| INSTRUCTIONS TO FOLLOW |
Beneath this sentence is a set of records; write each of them out exactly.
———
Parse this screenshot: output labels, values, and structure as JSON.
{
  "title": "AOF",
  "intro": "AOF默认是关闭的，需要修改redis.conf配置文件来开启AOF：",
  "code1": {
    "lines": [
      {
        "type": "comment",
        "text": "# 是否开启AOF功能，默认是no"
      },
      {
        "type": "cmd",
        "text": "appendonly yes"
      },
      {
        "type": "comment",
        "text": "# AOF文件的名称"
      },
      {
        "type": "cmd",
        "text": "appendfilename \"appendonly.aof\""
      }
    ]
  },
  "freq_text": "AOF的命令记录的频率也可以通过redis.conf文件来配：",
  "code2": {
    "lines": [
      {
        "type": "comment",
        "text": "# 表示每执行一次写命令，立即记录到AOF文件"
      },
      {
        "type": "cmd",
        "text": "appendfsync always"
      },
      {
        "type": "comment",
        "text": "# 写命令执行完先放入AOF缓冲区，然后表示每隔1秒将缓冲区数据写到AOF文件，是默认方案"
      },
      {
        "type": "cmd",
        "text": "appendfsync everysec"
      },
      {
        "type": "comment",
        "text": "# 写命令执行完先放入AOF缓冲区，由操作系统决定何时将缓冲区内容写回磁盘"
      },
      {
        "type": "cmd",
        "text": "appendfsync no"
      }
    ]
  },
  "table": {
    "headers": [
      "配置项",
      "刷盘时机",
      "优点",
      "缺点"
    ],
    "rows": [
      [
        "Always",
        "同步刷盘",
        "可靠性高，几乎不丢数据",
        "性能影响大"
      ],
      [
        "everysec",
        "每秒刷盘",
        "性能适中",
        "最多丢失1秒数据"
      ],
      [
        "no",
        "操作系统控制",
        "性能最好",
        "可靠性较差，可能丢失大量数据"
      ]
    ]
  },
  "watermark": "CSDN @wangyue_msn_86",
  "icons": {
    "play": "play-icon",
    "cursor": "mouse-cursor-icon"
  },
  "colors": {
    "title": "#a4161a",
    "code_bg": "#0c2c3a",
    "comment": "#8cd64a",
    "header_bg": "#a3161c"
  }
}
———
| ANSWER TO THIS TASK |
Parse this screenshot: output labels, values, and structure as JSON.
{
  "title": "AOF",
  "intro": "AOF默认是关闭的，需要修改redis.conf配置文件来开启AOF：",
  "code1": {
    "lines": [
      {
        "type": "comment",
        "text": "# 是否开启AOF功能，默认是no"
      },
      {
        "type": "cmd",
        "text": "appendonly yes"
      },
      {
        "type": "comment",
        "text": "# AOF文件的名称"
      },
      {
        "type": "cmd",
        "text": "appendfilename \"appendonly.aof\""
      }
    ]
  },
  "freq_text": "AOF的命令记录的频率也可以通过redis.conf文件来配：",
  "code2": {
    "lines": [
      {
        "type": "comment",
        "text": "# 表示每执行一次写命令，立即记录到AOF文件"
      },
      {
        "type": "cmd",
        "text": "appendfsync always"
      },
      {
        "type": "comment",
        "text": "# 写命令执行完先放入AOF缓冲区，然后表示每隔1秒将缓冲区数据写到AOF文件，是默认方案"
      },
      {
        "type": "cmd",
        "text": "appendfsync everysec"
      },
      {
        "type": "comment",
        "text": "# 写命令执行完先放入AOF缓冲区，由操作系统决定何时将缓冲区内容写回磁盘"
      },
      {
        "type": "cmd",
        "text": "appendfsync no"
      }
    ]
  },
  "table": {
    "headers": [
      "配置项",
      "刷盘时机",
      "优点",
      "缺点"
    ],
    "rows": [
      [
        "Always",
        "同步刷盘",
        "可靠性高，几乎不丢数据",
        "性能影响大"
      ],
      [
        "everysec",
        "每秒刷盘",
        "性能适中",
        "最多丢失1秒数据"
      ],
      [
        "no",
        "操作系统控制",
        "性能最好",
        "可靠性较差，可能丢失大量数据"
      ]
    ]
  },
  "watermark": "CSDN @wangyue_msn_86",
  "icons": {
    "play": "play-icon",
    "cursor": "mouse-cursor-icon"
  },
  "colors": {
    "title": "#a4161a",
    "code_bg": "#0c2c3a",
    "comment": "#8cd64a",
    "header_bg": "#a3161c"
  }
}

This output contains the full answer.